Job: All of the records below should be output exactly.

◇ ◇ ◇

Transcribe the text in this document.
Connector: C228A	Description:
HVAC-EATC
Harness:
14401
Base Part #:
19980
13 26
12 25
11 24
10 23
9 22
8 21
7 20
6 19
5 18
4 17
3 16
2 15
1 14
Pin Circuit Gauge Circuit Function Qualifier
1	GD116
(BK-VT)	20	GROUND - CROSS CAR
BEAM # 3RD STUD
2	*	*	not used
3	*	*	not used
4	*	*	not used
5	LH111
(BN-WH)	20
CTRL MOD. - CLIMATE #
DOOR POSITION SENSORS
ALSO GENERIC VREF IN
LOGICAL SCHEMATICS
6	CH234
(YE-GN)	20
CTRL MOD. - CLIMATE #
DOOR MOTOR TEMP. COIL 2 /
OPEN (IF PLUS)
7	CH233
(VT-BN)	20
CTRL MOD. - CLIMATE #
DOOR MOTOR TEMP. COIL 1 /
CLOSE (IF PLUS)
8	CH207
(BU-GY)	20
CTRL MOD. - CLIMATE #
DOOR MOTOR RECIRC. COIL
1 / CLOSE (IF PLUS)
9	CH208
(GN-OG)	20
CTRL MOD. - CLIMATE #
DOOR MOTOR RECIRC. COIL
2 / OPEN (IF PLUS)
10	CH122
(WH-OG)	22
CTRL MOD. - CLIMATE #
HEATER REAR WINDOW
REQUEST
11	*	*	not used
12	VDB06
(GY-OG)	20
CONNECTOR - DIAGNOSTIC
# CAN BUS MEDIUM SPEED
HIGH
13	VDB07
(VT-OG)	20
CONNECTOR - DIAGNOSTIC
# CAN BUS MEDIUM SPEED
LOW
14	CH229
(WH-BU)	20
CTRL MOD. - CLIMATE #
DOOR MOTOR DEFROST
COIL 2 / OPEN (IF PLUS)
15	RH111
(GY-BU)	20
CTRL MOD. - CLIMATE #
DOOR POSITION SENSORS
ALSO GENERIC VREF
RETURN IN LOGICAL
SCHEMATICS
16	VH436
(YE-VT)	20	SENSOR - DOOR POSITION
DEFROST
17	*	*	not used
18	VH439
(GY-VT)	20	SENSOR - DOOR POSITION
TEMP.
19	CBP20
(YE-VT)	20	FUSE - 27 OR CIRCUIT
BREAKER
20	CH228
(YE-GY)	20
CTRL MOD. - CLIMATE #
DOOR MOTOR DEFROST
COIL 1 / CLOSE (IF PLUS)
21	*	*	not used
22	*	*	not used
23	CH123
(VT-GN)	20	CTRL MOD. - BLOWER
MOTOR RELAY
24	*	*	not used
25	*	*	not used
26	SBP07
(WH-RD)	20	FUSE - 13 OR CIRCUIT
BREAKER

◇ ◇ ◇

Output:
Transcribe the text in this document.
Connector: C228A	Description:
HVAC-EATC
Harness:
14401
Base Part #:
19980
13 26
12 25
11 24
10 23
9 22
8 21
7 20
6 19
5 18
4 17
3 16
2 15
1 14
Pin Circuit Gauge Circuit Function Qualifier
1	GD116
(BK-VT)	20	GROUND - CROSS CAR
BEAM # 3RD STUD
2	*	*	not used
3	*	*	not used
4	*	*	not used
5	LH111
(BN-WH)	20
CTRL MOD. - CLIMATE #
DOOR POSITION SENSORS
ALSO GENERIC VREF IN
LOGICAL SCHEMATICS
6	CH234
(YE-GN)	20
CTRL MOD. - CLIMATE #
DOOR MOTOR TEMP. COIL 2 /
OPEN (IF PLUS)
7	CH233
(VT-BN)	20
CTRL MOD. - CLIMATE #
DOOR MOTOR TEMP. COIL 1 /
CLOSE (IF PLUS)
8	CH207
(BU-GY)	20
CTRL MOD. - CLIMATE #
DOOR MOTOR RECIRC. COIL
1 / CLOSE (IF PLUS)
9	CH208
(GN-OG)	20
CTRL MOD. - CLIMATE #
DOOR MOTOR RECIRC. COIL
2 / OPEN (IF PLUS)
10	CH122
(WH-OG)	22
CTRL MOD. - CLIMATE #
HEATER REAR WINDOW
REQUEST
11	*	*	not used
12	VDB06
(GY-OG)	20
CONNECTOR - DIAGNOSTIC
# CAN BUS MEDIUM SPEED
HIGH
13	VDB07
(VT-OG)	20
CONNECTOR - DIAGNOSTIC
# CAN BUS MEDIUM SPEED
LOW
14	CH229
(WH-BU)	20
CTRL MOD. - CLIMATE #
DOOR MOTOR DEFROST
COIL 2 / OPEN (IF PLUS)
15	RH111
(GY-BU)	20
CTRL MOD. - CLIMATE #
DOOR POSITION SENSORS
ALSO GENERIC VREF
RETURN IN LOGICAL
SCHEMATICS
16	VH436
(YE-VT)	20	SENSOR - DOOR POSITION
DEFROST
17	*	*	not used
18	VH439
(GY-VT)	20	SENSOR - DOOR POSITION
TEMP.
19	CBP20
(YE-VT)	20	FUSE - 27 OR CIRCUIT
BREAKER
20	CH228
(YE-GY)	20
CTRL MOD. - CLIMATE #
DOOR MOTOR DEFROST
COIL 1 / CLOSE (IF PLUS)
21	*	*	not used
22	*	*	not used
23	CH123
(VT-GN)	20	CTRL MOD. - BLOWER
MOTOR RELAY
24	*	*	not used
25	*	*	not used
26	SBP07
(WH-RD)	20	FUSE - 13 OR CIRCUIT
BREAKER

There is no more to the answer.